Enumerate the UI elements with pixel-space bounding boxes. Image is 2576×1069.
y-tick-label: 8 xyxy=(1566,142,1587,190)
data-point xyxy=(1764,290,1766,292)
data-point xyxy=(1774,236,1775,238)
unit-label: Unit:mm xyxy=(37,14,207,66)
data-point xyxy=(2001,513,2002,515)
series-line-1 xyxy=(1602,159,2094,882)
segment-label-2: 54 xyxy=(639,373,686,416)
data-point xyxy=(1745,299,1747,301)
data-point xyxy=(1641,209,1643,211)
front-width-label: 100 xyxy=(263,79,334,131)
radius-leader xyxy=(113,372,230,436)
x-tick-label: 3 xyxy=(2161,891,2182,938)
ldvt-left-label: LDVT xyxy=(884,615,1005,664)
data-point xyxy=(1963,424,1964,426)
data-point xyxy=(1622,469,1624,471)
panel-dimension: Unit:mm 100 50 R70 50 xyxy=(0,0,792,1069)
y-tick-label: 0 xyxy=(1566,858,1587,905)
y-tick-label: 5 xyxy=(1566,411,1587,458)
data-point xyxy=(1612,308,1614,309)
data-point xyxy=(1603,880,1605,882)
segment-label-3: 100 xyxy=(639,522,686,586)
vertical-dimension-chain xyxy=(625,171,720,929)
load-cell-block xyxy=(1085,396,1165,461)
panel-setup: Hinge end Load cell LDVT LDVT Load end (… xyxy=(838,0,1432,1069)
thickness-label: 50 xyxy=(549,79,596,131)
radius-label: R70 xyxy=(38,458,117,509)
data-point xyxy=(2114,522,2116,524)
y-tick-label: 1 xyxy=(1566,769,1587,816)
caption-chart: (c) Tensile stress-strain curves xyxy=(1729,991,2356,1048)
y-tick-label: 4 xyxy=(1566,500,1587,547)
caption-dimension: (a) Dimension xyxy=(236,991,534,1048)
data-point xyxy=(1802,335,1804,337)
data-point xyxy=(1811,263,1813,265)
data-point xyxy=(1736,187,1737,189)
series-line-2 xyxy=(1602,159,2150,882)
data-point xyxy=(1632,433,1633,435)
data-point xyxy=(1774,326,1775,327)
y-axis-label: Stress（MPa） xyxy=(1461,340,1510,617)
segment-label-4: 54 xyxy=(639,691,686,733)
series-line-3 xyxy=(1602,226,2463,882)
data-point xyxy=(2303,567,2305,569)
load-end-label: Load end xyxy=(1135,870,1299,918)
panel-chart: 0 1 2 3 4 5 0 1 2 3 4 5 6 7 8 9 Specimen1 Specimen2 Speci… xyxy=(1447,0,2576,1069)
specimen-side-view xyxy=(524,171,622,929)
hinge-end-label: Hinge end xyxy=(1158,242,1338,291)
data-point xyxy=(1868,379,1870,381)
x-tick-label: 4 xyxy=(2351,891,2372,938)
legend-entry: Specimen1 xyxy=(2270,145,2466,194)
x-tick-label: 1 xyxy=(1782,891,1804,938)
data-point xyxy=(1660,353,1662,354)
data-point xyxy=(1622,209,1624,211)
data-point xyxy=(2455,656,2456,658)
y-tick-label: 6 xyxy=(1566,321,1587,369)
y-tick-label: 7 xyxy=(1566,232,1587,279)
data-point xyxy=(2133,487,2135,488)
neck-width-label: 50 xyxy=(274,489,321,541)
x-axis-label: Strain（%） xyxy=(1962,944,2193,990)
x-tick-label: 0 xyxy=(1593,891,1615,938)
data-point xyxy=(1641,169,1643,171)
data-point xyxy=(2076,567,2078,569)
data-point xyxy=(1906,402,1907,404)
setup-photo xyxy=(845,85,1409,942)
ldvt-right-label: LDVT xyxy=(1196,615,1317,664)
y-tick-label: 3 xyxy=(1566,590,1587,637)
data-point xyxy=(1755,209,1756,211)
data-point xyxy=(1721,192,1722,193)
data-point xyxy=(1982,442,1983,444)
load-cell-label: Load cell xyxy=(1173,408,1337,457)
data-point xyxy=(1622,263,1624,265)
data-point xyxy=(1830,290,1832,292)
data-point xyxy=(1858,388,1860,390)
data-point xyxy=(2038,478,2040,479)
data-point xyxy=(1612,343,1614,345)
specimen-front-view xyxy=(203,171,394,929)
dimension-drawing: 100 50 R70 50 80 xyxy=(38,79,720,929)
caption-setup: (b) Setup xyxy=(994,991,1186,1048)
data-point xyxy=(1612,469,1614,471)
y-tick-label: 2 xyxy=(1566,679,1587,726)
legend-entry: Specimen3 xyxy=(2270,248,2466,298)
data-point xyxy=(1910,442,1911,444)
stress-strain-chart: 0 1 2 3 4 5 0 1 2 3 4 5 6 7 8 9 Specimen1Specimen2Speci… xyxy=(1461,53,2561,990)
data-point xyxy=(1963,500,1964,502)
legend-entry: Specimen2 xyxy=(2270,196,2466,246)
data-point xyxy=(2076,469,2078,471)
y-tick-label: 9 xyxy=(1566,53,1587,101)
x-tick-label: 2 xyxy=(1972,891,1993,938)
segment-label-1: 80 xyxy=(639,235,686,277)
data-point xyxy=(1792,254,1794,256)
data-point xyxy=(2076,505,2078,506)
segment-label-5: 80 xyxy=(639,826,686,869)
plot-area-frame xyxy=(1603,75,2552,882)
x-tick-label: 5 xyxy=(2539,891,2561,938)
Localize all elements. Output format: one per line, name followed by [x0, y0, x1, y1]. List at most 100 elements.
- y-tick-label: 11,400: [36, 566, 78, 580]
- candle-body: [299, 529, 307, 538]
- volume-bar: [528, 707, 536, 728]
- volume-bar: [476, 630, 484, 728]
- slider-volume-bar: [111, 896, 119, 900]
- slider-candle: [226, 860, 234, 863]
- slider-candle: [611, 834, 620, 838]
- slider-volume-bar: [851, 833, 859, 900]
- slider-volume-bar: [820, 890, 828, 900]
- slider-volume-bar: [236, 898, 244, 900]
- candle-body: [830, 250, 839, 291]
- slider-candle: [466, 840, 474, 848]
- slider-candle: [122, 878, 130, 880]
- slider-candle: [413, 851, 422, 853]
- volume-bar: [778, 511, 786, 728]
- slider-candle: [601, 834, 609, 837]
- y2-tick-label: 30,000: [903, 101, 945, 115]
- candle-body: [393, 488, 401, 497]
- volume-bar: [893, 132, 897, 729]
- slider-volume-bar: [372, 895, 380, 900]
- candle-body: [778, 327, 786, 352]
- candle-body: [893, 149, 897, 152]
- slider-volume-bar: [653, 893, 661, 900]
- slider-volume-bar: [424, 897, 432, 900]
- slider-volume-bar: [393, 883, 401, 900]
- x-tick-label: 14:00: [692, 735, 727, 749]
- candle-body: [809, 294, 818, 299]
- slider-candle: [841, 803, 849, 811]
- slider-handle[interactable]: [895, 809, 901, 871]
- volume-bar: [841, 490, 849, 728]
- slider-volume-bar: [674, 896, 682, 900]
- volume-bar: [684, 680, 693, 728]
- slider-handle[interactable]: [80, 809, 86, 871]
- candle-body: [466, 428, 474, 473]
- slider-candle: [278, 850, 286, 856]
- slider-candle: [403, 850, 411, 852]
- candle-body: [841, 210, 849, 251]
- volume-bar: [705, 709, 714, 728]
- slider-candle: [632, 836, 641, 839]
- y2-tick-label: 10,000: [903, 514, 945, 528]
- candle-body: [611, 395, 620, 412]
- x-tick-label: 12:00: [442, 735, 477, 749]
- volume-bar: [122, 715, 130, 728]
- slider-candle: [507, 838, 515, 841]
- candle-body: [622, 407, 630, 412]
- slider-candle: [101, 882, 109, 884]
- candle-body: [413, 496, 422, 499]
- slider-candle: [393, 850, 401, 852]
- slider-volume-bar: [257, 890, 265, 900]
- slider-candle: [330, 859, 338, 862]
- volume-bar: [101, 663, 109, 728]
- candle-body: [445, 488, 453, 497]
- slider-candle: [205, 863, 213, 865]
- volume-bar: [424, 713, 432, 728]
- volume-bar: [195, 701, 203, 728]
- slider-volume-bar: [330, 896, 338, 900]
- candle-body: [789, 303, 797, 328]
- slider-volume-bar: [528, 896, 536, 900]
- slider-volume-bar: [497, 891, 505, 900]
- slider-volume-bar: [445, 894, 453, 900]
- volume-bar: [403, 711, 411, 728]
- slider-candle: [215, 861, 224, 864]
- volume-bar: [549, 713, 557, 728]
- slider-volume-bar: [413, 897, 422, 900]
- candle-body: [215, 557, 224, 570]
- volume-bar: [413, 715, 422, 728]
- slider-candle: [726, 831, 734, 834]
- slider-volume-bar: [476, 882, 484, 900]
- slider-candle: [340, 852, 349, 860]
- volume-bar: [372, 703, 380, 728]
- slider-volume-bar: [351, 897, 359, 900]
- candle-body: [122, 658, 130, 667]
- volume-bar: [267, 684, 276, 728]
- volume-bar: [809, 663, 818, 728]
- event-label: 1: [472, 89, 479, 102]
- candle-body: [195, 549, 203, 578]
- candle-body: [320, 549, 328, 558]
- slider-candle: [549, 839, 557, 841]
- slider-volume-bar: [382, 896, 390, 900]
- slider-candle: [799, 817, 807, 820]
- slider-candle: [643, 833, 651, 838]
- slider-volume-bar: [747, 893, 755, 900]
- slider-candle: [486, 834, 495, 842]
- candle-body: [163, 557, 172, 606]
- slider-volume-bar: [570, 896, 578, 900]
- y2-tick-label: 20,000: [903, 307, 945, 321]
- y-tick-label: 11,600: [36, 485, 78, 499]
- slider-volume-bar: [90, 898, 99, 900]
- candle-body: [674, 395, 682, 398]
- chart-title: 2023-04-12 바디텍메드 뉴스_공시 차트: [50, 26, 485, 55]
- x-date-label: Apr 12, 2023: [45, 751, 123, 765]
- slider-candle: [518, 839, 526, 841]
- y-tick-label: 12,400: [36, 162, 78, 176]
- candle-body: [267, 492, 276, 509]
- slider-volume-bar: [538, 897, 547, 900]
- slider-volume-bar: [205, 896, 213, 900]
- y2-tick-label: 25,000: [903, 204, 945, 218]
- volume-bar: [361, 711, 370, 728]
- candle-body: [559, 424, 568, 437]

=====

Starting at the beginning of the records and ending at the line that contains "y-axis-label: Stress（MPa） xyxy=(1461,340,1510,617)", rewrite those lines with every "data-point" replaced by "plot-point" and nothing else changed.

ANSWER TO THE TASK>
Enumerate the UI elements with pixel-space bounding boxes. Image is 2576×1069.
y-tick-label: 8 xyxy=(1566,142,1587,190)
plot-point xyxy=(1764,290,1766,292)
plot-point xyxy=(1774,236,1775,238)
unit-label: Unit:mm xyxy=(37,14,207,66)
plot-point xyxy=(2001,513,2002,515)
series-line-1 xyxy=(1602,159,2094,882)
segment-label-2: 54 xyxy=(639,373,686,416)
plot-point xyxy=(1745,299,1747,301)
plot-point xyxy=(1641,209,1643,211)
front-width-label: 100 xyxy=(263,79,334,131)
radius-leader xyxy=(113,372,230,436)
x-tick-label: 3 xyxy=(2161,891,2182,938)
ldvt-left-label: LDVT xyxy=(884,615,1005,664)
plot-point xyxy=(1963,424,1964,426)
plot-point xyxy=(1622,469,1624,471)
panel-dimension: Unit:mm 100 50 R70 50 xyxy=(0,0,792,1069)
y-tick-label: 0 xyxy=(1566,858,1587,905)
y-tick-label: 5 xyxy=(1566,411,1587,458)
plot-point xyxy=(1612,308,1614,309)
plot-point xyxy=(1603,880,1605,882)
segment-label-3: 100 xyxy=(639,522,686,586)
vertical-dimension-chain xyxy=(625,171,720,929)
load-cell-block xyxy=(1085,396,1165,461)
panel-setup: Hinge end Load cell LDVT LDVT Load end (… xyxy=(838,0,1432,1069)
thickness-label: 50 xyxy=(549,79,596,131)
radius-label: R70 xyxy=(38,458,117,509)
plot-point xyxy=(2114,522,2116,524)
y-tick-label: 1 xyxy=(1566,769,1587,816)
caption-chart: (c) Tensile stress-strain curves xyxy=(1729,991,2356,1048)
y-tick-label: 4 xyxy=(1566,500,1587,547)
caption-dimension: (a) Dimension xyxy=(236,991,534,1048)
plot-point xyxy=(1802,335,1804,337)
plot-point xyxy=(1811,263,1813,265)
plot-point xyxy=(1736,187,1737,189)
series-line-2 xyxy=(1602,159,2150,882)
plot-point xyxy=(1632,433,1633,435)
plot-point xyxy=(1774,326,1775,327)
y-axis-label: Stress（MPa） xyxy=(1461,340,1510,617)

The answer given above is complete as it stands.